JOB: Below are entries to be transcribed exactly; exclude the pictures from the copy.

[Extracted data entries]
============

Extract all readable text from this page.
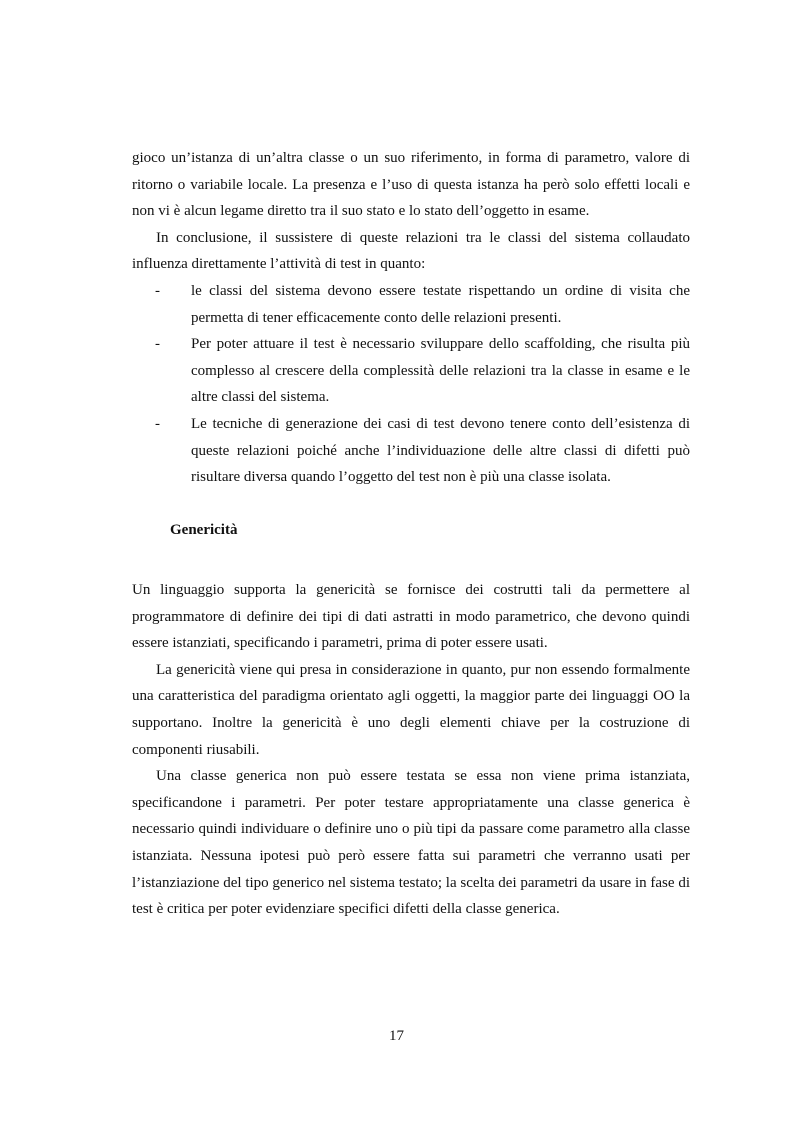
gioco un’istanza di un’altra classe o un suo riferimento, in forma di parametro, valore di ritorno o variabile locale. La presenza e l’uso di questa istanza ha però solo effetti locali e non vi è alcun legame diretto tra il suo stato e lo stato dell’oggetto in esame.

In conclusione, il sussistere di queste relazioni tra le classi del sistema collaudato influenza direttamente l’attività di test in quanto:

- le classi del sistema devono essere testate rispettando un ordine di visita che permetta di tener efficacemente conto delle relazioni presenti.
- Per poter attuare il test è necessario sviluppare dello scaffolding, che risulta più complesso al crescere della complessità delle relazioni tra la classe in esame e le altre classi del sistema.
- Le tecniche di generazione dei casi di test devono tenere conto dell’esistenza di queste relazioni poiché anche l’individuazione delle altre classi di difetti può risultare diversa quando l’oggetto del test non è più una classe isolata.
Genericità

Un linguaggio supporta la genericità se fornisce dei costrutti tali da permettere al programmatore di definire dei tipi di dati astratti in modo parametrico, che devono quindi essere istanziati, specificando i parametri, prima di poter essere usati.

La genericità viene qui presa in considerazione in quanto, pur non essendo formalmente una caratteristica del paradigma orientato agli oggetti, la maggior parte dei linguaggi OO la supportano. Inoltre la genericità è uno degli elementi chiave per la costruzione di componenti riusabili.

Una classe generica non può essere testata se essa non viene prima istanziata, specificandone i parametri. Per poter testare appropriatamente una classe generica è necessario quindi individuare o definire uno o più tipi da passare come parametro alla classe istanziata. Nessuna ipotesi può però essere fatta sui parametri che verranno usati per l’istanziazione del tipo generico nel sistema testato; la scelta dei parametri da usare in fase di test è critica per poter evidenziare specifici difetti della classe generica.

17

============

ANSWER BELOW:
Extract all readable text from this page.
gioco un’istanza di un’altra classe o un suo riferimento, in forma di parametro, valore di ritorno o variabile locale. La presenza e l’uso di questa istanza ha però solo effetti locali e non vi è alcun legame diretto tra il suo stato e lo stato dell’oggetto in esame.

In conclusione, il sussistere di queste relazioni tra le classi del sistema collaudato influenza direttamente l’attività di test in quanto:

- le classi del sistema devono essere testate rispettando un ordine di visita che permetta di tener efficacemente conto delle relazioni presenti.
- Per poter attuare il test è necessario sviluppare dello scaffolding, che risulta più complesso al crescere della complessità delle relazioni tra la classe in esame e le altre classi del sistema.
- Le tecniche di generazione dei casi di test devono tenere conto dell’esistenza di queste relazioni poiché anche l’individuazione delle altre classi di difetti può risultare diversa quando l’oggetto del test non è più una classe isolata.
Genericità

Un linguaggio supporta la genericità se fornisce dei costrutti tali da permettere al programmatore di definire dei tipi di dati astratti in modo parametrico, che devono quindi essere istanziati, specificando i parametri, prima di poter essere usati.

La genericità viene qui presa in considerazione in quanto, pur non essendo formalmente una caratteristica del paradigma orientato agli oggetti, la maggior parte dei linguaggi OO la supportano. Inoltre la genericità è uno degli elementi chiave per la costruzione di componenti riusabili.

Una classe generica non può essere testata se essa non viene prima istanziata, specificandone i parametri. Per poter testare appropriatamente una classe generica è necessario quindi individuare o definire uno o più tipi da passare come parametro alla classe istanziata. Nessuna ipotesi può però essere fatta sui parametri che verranno usati per l’istanziazione del tipo generico nel sistema testato; la scelta dei parametri da usare in fase di test è critica per poter evidenziare specifici difetti della classe generica.

17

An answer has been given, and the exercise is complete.